# Introduction to Routing

In the real world, people have names and are located at addresses. When we move around, our name stays the same, but our address changes.

The internet works in a very similar manner. Hosts have a network name (which describes which host it is) and a network address (where the host is currently located).

## Conceptual Intro to Routing #

• First, we’ll run a distributed routing algorithm between switches and routers. This algorithm will help us gather information about the network, and compute paths between its topology.
• Within each router, the algorithm will store forwarding information to send packets to different links based on their destination. This is known as the forwarding table.

The distinction between creating the forwarding table and using the forwarding table is captured in the control plane and data plane.

• There is also a third plane, the management plane, which allows the router to interact with humans and external systems to configure and monitor the device.

The control plane is the mechanism using to compute the forwarding table.

• Inherently global (must know topology)
• Contains routing algorithm
• Relatively infrequent time scale (per network event)
• Primary challenge: compute routes at scale while accounting for network failure and the autonomy of ISPs

The data plane uses the table to forward packets.

• Inherently local (only depends on arriving packet and local table)
• Contains forwarding algorithm
• Relatively frequent time scale (per packet arrival)
• Primary challenge: perform routing operations at a nanosecond time scale

### Forwarding vs Routing: Summary #

Forwarding is the process of looking up a packet’s destination in a routing table and sending the packet to the correct neighbor. Forwarding is inherently local and operates on the data plane.

Routing is the process of routers communicating with other routers to determine how to populate forwarding tables. Routing is inherently global and operates on the control plane.

# Destination-Based Forwarding #

## Forwarding Tables #

For the data plane work, each router needs to store information about how to reach a destination.

A simple way of doing this is destination-based forwarding: the decision of where to route packets to depends only on its destination.

## Routing Graph Representation #

We can graph paths that a packet will take to one particular destination within the network.

• Each routing table contributes directed connections from its host router to the next hop in the table.

-=-=-

Written exercise A ->
Using the routing passage, decide whether each statement is supported. Answer yes or no for each and quote the deciding words. (i) The data plane works on a time scale set by each packet's arrival. (ii) Routing is inherently local. (iii) The management plane lets the router interact with humans and external systems.
Written exercise B ->
Quote the stretch of the routing passage from "## Conceptual Intro" through "monitor the device.", word for word.
The material comes from a separate source, unrelated to the routing passage.

Data section ->
-=-=-

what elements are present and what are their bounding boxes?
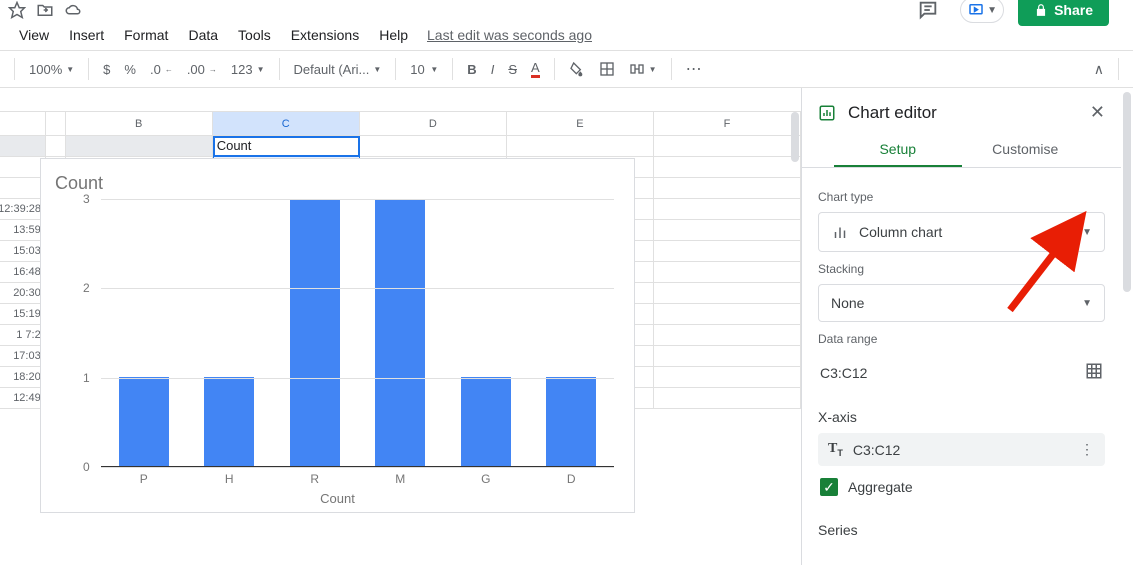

-=-=-

Response A ->
(i) Yes: "Relatively frequent time scale (per packet arrival)"
(ii) No: "Routing is inherently global and operates on the control plane."
(iii) Yes: "which allows the router to interact with humans and external systems to configure and monitor the device"

Response B ->
## Conceptual Intro to Routing #

• First, we’ll run a distributed routing algorithm between switches and routers. This algorithm will help us gather information about the network, and compute paths between its topology.
• Within each router, the algorithm will store forwarding information to send packets to different links based on their destination. This is known as the forwarding table.

The distinction between creating the forwarding table and using the forwarding table is captured in the control plane and data plane.

• There is also a third plane, the management plane, which allows the router to interact with humans and external systems to configure and monitor the device.